In the data that follows, count every line holding the string "隐私政策" and give the count alone.

Stored entries
○ ○ ○
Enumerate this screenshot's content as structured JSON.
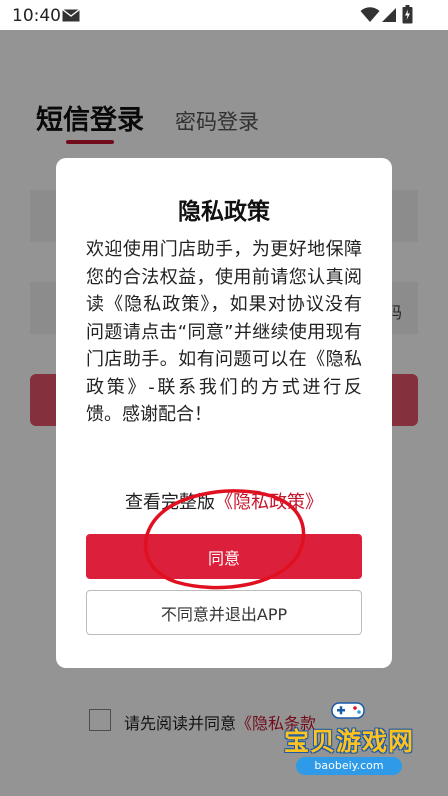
{
  "status_bar": {
    "time": "10:40"
  },
  "login": {
    "tab_sms": "短信登录",
    "tab_password": "密码登录",
    "get_code_peek": "码",
    "agree_prefix": "请先阅读并同意",
    "agree_link": "《隐私条款"
  },
  "dialog": {
    "title": "隐私政策",
    "body": "欢迎使用门店助手，为更好地保障您的合法权益，使用前请您认真阅读《隐私政策》，如果对协议没有问题请点击“同意”并继续使用现有门店助手。如有问题可以在《隐私政策》-联系我们的方式进行反馈。感谢配合！",
    "full_policy_prefix": "查看完整版",
    "full_policy_link": "《隐私政策》",
    "agree_button": "同意",
    "disagree_button": "不同意并退出APP"
  },
  "watermark": {
    "text_cn": "宝贝游戏网",
    "text_en": "baobeiy.com"
  },
  "colors": {
    "accent": "#dc1f3a",
    "link": "#c5162e",
    "annotation": "#e01020"
  },
  "icons": [
    "mail-icon",
    "wifi-icon",
    "signal-icon",
    "battery-icon",
    "gamepad-icon"
  ]
}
○ ○ ○
**FINAL RESULT**: 3